EXERCISE INSTRUCTIONS: Only lines holding the word "egyedileg" should be copied from the material.

AVAILABLE DATA:
○ ○ ○ ○ ○ ○ ○

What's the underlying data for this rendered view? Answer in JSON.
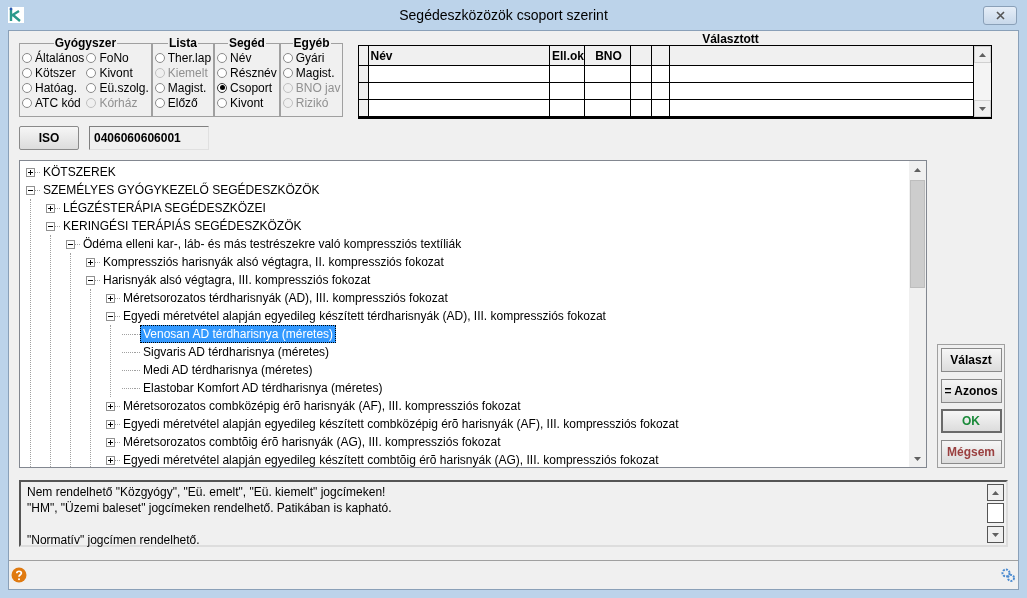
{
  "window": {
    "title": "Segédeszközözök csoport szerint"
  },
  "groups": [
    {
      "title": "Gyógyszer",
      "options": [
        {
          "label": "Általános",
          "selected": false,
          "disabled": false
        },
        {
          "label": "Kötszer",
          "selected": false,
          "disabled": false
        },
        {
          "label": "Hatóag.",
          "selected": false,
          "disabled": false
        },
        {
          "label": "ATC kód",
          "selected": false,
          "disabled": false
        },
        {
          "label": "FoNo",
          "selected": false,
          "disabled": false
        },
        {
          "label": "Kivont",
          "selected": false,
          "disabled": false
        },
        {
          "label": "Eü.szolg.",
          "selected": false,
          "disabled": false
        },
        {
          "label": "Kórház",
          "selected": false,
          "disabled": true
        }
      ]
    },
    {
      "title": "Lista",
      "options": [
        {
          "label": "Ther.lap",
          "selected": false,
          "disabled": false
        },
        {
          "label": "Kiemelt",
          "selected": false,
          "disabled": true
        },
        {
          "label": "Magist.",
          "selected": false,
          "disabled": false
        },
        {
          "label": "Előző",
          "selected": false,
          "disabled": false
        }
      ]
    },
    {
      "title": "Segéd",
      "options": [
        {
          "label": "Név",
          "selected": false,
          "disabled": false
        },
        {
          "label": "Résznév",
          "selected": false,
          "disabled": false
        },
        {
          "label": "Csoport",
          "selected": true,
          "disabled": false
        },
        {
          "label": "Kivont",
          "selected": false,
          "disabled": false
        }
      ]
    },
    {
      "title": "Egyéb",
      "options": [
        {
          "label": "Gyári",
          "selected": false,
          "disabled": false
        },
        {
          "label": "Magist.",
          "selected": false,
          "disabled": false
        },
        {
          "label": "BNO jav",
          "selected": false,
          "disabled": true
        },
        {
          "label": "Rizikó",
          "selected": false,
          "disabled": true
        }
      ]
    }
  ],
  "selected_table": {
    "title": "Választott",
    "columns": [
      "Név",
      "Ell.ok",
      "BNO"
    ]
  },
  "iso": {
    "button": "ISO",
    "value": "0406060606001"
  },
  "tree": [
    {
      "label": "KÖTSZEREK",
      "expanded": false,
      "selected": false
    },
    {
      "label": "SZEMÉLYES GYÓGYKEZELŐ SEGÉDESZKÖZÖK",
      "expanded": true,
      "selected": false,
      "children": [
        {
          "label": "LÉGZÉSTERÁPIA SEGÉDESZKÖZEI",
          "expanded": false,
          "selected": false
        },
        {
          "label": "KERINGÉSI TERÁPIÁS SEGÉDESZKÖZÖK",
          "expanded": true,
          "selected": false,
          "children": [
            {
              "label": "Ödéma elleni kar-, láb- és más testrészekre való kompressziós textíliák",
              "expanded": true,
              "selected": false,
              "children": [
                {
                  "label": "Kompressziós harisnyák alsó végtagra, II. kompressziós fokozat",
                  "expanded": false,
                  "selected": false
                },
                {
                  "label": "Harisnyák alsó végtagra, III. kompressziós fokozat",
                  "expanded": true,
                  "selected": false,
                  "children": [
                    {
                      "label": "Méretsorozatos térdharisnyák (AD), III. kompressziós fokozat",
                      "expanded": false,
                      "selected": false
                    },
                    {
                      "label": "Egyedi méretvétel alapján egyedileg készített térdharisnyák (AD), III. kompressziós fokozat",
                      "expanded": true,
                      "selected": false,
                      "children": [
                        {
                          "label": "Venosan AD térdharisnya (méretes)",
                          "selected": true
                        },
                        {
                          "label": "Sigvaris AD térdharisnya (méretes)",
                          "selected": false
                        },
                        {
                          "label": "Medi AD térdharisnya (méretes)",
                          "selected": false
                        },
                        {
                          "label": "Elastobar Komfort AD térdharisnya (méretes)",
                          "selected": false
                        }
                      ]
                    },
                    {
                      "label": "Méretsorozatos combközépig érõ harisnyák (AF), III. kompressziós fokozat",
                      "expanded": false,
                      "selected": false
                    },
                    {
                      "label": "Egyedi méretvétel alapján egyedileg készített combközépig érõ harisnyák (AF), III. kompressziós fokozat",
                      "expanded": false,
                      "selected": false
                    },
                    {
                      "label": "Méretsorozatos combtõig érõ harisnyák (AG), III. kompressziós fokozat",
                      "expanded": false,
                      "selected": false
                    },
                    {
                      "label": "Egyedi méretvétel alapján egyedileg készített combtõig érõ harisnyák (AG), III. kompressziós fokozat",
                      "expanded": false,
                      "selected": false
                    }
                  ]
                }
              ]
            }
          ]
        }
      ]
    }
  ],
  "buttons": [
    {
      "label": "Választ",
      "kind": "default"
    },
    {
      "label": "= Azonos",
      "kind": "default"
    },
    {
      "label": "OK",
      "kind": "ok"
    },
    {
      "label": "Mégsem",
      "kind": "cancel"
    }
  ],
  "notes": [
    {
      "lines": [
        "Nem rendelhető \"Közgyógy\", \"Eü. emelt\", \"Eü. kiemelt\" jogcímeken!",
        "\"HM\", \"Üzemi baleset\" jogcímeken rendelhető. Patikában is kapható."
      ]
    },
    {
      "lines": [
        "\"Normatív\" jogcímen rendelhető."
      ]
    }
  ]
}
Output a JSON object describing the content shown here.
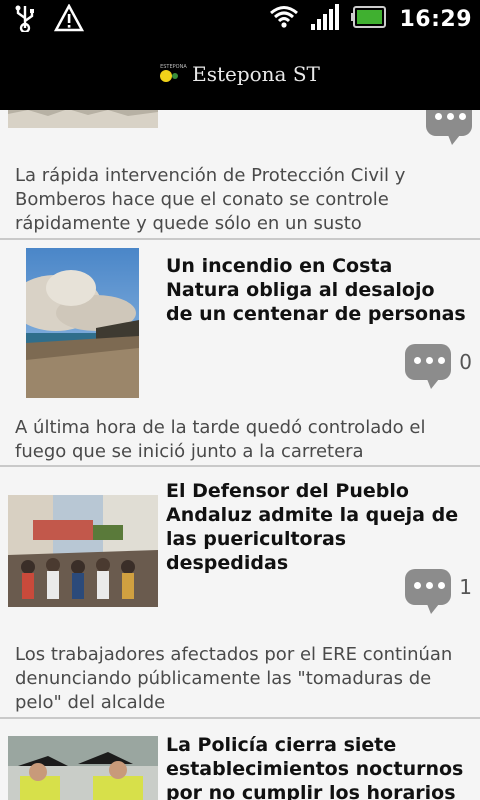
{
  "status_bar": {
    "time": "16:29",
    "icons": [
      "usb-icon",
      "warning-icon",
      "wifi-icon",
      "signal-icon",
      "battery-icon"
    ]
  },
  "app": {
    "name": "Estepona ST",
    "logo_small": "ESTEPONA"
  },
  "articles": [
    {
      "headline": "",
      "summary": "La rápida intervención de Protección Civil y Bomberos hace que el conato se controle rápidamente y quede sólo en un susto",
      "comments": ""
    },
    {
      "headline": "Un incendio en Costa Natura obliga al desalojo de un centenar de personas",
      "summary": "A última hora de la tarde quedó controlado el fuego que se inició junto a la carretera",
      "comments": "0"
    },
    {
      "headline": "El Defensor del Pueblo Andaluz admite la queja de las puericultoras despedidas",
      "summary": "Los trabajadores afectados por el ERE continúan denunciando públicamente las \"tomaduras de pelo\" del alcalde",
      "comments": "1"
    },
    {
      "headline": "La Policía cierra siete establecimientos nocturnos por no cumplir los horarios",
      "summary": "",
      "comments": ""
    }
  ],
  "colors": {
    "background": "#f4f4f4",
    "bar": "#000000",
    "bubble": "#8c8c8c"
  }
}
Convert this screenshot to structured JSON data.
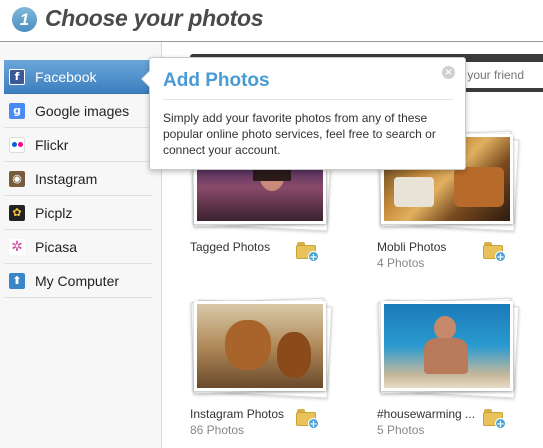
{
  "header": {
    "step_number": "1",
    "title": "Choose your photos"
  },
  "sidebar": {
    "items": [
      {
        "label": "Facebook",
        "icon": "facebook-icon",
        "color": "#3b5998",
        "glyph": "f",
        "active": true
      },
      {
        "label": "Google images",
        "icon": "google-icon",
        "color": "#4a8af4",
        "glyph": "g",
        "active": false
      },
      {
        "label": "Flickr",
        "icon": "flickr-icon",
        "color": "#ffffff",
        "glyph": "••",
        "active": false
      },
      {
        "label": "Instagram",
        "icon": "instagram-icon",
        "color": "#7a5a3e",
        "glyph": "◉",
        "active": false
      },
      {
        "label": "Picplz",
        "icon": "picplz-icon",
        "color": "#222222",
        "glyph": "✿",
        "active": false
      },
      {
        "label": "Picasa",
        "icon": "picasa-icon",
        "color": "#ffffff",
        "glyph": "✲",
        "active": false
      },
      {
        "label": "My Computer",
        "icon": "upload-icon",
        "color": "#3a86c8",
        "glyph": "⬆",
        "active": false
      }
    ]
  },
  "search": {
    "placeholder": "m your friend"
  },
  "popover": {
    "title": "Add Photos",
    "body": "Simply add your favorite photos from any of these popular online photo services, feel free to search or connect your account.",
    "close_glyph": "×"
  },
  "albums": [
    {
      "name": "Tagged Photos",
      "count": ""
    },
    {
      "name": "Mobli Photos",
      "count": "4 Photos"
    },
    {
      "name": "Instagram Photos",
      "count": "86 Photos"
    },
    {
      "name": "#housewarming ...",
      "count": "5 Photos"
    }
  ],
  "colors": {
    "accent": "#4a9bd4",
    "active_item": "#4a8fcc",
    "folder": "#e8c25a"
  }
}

○ ○ ○ ○ ○ ○ ○

OUTPUT FOR THIS EXERCISE:
                      "label": "Egyedi méretvétel alapján egyedileg készített térdharisnyák (AD), III. kompressziós fokozat",
                      "label": "Egyedi méretvétel alapján egyedileg készített combközépig érõ harisnyák (AF), III. kompressziós fokozat",
                      "label": "Egyedi méretvétel alapján egyedileg készített combtõig érõ harisnyák (AG), III. kompressziós fokozat",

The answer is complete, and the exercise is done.